--- start of Dataset entries ---

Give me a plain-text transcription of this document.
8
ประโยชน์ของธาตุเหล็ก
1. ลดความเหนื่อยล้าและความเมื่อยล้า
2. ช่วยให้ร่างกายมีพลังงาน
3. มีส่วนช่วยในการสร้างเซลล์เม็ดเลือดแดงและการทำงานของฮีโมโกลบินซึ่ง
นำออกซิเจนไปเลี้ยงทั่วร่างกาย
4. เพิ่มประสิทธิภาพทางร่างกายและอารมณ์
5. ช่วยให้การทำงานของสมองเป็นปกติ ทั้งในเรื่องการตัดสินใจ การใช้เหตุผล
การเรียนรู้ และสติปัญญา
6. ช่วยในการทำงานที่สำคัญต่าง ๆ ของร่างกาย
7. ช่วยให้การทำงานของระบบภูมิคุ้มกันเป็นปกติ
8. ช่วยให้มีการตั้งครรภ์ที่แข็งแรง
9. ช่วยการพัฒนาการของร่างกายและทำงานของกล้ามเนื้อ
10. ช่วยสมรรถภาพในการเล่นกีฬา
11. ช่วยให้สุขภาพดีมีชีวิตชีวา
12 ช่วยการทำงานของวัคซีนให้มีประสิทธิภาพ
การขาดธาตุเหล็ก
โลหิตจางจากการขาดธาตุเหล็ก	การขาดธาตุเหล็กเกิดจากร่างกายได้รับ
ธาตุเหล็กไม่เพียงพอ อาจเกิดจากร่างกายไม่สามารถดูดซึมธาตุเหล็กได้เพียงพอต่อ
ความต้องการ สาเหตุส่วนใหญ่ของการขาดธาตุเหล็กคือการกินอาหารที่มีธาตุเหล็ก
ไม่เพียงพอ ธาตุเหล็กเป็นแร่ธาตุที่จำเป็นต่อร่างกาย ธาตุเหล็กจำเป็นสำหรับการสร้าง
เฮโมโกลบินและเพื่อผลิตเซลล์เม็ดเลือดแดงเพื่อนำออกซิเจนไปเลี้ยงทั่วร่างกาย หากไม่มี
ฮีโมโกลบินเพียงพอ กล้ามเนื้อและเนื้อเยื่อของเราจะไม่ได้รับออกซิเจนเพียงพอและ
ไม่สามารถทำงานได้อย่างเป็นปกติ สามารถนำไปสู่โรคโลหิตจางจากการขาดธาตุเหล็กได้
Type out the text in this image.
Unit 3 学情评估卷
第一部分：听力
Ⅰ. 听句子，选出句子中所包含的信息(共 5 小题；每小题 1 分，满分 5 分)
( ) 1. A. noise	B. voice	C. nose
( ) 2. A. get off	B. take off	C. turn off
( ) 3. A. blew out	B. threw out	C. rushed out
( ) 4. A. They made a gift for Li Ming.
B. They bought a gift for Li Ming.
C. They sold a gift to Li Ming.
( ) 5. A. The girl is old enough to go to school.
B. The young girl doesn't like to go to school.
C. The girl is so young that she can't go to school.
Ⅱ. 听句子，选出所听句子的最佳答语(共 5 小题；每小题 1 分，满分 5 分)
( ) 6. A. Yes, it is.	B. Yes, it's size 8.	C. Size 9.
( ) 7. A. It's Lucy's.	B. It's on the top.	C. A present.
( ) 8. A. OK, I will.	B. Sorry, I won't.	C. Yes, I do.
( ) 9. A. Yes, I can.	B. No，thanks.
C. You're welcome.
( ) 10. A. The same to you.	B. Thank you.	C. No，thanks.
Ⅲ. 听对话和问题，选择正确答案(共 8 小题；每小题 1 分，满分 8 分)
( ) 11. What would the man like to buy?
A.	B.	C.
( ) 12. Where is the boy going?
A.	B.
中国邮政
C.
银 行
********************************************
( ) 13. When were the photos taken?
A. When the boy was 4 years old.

--- end of Dataset entries ---

→ **Problem details**
Repeat the preceding lines exactly, please, every one of them.

→ **Response to this exercise**
Give me a plain-text transcription of this document.
8
ประโยชน์ของธาตุเหล็ก
1. ลดความเหนื่อยล้าและความเมื่อยล้า
2. ช่วยให้ร่างกายมีพลังงาน
3. มีส่วนช่วยในการสร้างเซลล์เม็ดเลือดแดงและการทำงานของฮีโมโกลบินซึ่ง
นำออกซิเจนไปเลี้ยงทั่วร่างกาย
4. เพิ่มประสิทธิภาพทางร่างกายและอารมณ์
5. ช่วยให้การทำงานของสมองเป็นปกติ ทั้งในเรื่องการตัดสินใจ การใช้เหตุผล
การเรียนรู้ และสติปัญญา
6. ช่วยในการทำงานที่สำคัญต่าง ๆ ของร่างกาย
7. ช่วยให้การทำงานของระบบภูมิคุ้มกันเป็นปกติ
8. ช่วยให้มีการตั้งครรภ์ที่แข็งแรง
9. ช่วยการพัฒนาการของร่างกายและทำงานของกล้ามเนื้อ
10. ช่วยสมรรถภาพในการเล่นกีฬา
11. ช่วยให้สุขภาพดีมีชีวิตชีวา
12 ช่วยการทำงานของวัคซีนให้มีประสิทธิภาพ
การขาดธาตุเหล็ก
โลหิตจางจากการขาดธาตุเหล็ก	การขาดธาตุเหล็กเกิดจากร่างกายได้รับ
ธาตุเหล็กไม่เพียงพอ อาจเกิดจากร่างกายไม่สามารถดูดซึมธาตุเหล็กได้เพียงพอต่อ
ความต้องการ สาเหตุส่วนใหญ่ของการขาดธาตุเหล็กคือการกินอาหารที่มีธาตุเหล็ก
ไม่เพียงพอ ธาตุเหล็กเป็นแร่ธาตุที่จำเป็นต่อร่างกาย ธาตุเหล็กจำเป็นสำหรับการสร้าง
เฮโมโกลบินและเพื่อผลิตเซลล์เม็ดเลือดแดงเพื่อนำออกซิเจนไปเลี้ยงทั่วร่างกาย หากไม่มี
ฮีโมโกลบินเพียงพอ กล้ามเนื้อและเนื้อเยื่อของเราจะไม่ได้รับออกซิเจนเพียงพอและ
ไม่สามารถทำงานได้อย่างเป็นปกติ สามารถนำไปสู่โรคโลหิตจางจากการขาดธาตุเหล็กได้
Type out the text in this image.
Unit 3 学情评估卷
第一部分：听力
Ⅰ. 听句子，选出句子中所包含的信息(共 5 小题；每小题 1 分，满分 5 分)
( ) 1. A. noise	B. voice	C. nose
( ) 2. A. get off	B. take off	C. turn off
( ) 3. A. blew out	B. threw out	C. rushed out
( ) 4. A. They made a gift for Li Ming.
B. They bought a gift for Li Ming.
C. They sold a gift to Li Ming.
( ) 5. A. The girl is old enough to go to school.
B. The young girl doesn't like to go to school.
C. The girl is so young that she can't go to school.
Ⅱ. 听句子，选出所听句子的最佳答语(共 5 小题；每小题 1 分，满分 5 分)
( ) 6. A. Yes, it is.	B. Yes, it's size 8.	C. Size 9.
( ) 7. A. It's Lucy's.	B. It's on the top.	C. A present.
( ) 8. A. OK, I will.	B. Sorry, I won't.	C. Yes, I do.
( ) 9. A. Yes, I can.	B. No，thanks.
C. You're welcome.
( ) 10. A. The same to you.	B. Thank you.	C. No，thanks.
Ⅲ. 听对话和问题，选择正确答案(共 8 小题；每小题 1 分，满分 8 分)
( ) 11. What would the man like to buy?
A.	B.	C.
( ) 12. Where is the boy going?
A.	B.
中国邮政
C.
银 行
********************************************
( ) 13. When were the photos taken?
A. When the boy was 4 years old.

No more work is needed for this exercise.